TASK STATEMENT → Which lines contain the string "aside"? Please list every one of them.

DATA PROVIDED →
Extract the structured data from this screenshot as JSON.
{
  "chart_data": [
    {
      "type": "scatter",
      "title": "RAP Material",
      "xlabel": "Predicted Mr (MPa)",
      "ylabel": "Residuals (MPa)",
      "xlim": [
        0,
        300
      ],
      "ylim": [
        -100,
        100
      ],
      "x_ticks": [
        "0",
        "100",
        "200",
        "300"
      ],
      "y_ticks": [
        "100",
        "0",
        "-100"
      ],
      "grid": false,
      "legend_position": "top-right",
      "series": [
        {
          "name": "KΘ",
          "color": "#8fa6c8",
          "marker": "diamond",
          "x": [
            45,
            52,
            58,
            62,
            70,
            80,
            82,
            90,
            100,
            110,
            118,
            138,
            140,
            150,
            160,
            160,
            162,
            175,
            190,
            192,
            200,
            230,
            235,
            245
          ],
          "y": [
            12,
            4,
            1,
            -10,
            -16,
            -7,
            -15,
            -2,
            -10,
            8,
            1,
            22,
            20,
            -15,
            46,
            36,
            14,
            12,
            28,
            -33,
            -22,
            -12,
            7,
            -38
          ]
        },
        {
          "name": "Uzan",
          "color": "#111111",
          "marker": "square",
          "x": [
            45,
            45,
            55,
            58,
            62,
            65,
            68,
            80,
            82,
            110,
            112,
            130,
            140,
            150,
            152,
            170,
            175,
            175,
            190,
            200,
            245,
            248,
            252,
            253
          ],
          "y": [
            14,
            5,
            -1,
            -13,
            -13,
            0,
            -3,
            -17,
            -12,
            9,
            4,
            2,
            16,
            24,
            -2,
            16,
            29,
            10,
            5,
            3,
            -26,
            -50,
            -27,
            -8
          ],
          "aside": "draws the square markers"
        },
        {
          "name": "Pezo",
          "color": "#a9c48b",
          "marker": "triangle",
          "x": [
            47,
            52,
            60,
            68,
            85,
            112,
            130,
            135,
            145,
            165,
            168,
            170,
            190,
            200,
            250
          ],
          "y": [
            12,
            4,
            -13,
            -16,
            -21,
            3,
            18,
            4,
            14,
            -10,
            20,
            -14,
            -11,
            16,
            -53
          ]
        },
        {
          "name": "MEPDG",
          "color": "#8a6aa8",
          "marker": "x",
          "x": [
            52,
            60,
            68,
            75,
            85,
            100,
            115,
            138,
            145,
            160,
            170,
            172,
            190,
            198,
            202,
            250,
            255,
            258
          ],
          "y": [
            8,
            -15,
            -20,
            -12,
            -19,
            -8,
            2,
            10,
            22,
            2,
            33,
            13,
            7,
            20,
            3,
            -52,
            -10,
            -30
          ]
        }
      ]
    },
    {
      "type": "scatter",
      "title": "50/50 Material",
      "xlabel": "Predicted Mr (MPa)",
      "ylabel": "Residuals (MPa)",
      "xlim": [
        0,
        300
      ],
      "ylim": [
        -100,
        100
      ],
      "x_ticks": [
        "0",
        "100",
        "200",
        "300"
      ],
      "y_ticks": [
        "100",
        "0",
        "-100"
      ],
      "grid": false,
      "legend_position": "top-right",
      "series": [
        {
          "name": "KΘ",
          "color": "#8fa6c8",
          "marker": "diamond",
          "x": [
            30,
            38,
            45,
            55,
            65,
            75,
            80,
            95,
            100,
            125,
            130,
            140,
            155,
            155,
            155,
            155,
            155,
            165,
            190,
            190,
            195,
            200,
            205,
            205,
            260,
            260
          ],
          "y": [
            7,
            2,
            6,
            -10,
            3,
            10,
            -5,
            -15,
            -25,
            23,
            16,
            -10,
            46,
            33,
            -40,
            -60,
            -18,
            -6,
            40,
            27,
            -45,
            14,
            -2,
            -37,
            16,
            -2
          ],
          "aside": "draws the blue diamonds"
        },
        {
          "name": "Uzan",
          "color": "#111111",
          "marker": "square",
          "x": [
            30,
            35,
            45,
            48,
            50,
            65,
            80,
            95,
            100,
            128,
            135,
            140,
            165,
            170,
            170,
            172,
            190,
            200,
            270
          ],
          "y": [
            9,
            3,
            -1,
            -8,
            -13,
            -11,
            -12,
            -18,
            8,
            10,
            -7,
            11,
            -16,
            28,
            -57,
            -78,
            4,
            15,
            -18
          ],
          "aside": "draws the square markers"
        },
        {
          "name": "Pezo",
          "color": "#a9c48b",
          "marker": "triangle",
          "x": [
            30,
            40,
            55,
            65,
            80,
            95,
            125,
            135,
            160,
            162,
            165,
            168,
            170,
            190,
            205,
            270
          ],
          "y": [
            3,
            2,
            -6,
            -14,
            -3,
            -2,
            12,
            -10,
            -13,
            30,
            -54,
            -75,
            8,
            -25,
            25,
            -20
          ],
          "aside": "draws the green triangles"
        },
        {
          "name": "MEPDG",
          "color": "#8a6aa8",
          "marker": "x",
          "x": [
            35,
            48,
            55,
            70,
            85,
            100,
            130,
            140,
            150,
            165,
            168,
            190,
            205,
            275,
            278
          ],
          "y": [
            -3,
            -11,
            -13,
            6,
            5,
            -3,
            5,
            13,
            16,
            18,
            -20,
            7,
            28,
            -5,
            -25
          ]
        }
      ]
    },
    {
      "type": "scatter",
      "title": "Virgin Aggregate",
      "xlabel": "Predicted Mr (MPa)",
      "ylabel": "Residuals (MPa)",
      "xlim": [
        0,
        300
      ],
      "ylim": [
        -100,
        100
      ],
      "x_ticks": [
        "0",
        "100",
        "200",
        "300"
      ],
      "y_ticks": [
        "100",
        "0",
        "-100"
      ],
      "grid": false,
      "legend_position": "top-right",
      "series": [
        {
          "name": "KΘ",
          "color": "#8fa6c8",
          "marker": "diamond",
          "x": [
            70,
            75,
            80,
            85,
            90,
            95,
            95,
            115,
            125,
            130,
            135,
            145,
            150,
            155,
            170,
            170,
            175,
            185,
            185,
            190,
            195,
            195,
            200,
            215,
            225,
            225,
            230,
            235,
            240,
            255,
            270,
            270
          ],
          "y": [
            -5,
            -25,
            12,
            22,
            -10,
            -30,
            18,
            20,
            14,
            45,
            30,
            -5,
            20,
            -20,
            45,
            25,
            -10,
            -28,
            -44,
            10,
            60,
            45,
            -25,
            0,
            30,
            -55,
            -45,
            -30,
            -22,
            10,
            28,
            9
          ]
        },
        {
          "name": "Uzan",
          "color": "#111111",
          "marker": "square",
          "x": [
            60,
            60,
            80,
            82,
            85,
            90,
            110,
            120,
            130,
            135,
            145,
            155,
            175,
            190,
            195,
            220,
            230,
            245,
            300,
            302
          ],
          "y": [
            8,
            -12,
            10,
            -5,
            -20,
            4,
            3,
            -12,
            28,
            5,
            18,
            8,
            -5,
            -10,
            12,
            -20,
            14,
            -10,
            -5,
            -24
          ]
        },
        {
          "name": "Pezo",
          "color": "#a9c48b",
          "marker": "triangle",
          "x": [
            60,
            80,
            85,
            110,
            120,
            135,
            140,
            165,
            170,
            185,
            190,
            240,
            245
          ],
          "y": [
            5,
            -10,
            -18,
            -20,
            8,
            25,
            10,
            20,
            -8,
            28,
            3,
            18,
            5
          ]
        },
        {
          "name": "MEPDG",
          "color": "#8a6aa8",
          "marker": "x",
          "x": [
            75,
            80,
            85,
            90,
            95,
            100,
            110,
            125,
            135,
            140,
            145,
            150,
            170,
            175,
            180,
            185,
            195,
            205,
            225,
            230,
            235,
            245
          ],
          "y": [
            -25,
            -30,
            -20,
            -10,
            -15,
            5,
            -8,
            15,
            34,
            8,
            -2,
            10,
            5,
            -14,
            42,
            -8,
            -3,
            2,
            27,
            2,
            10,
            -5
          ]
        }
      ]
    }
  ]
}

ANSWER TO THIS PROBLEM →
          "aside": "draws the square markers"
          "aside": "draws the blue diamonds"
          "aside": "draws the square markers"
          "aside": "draws the green triangles"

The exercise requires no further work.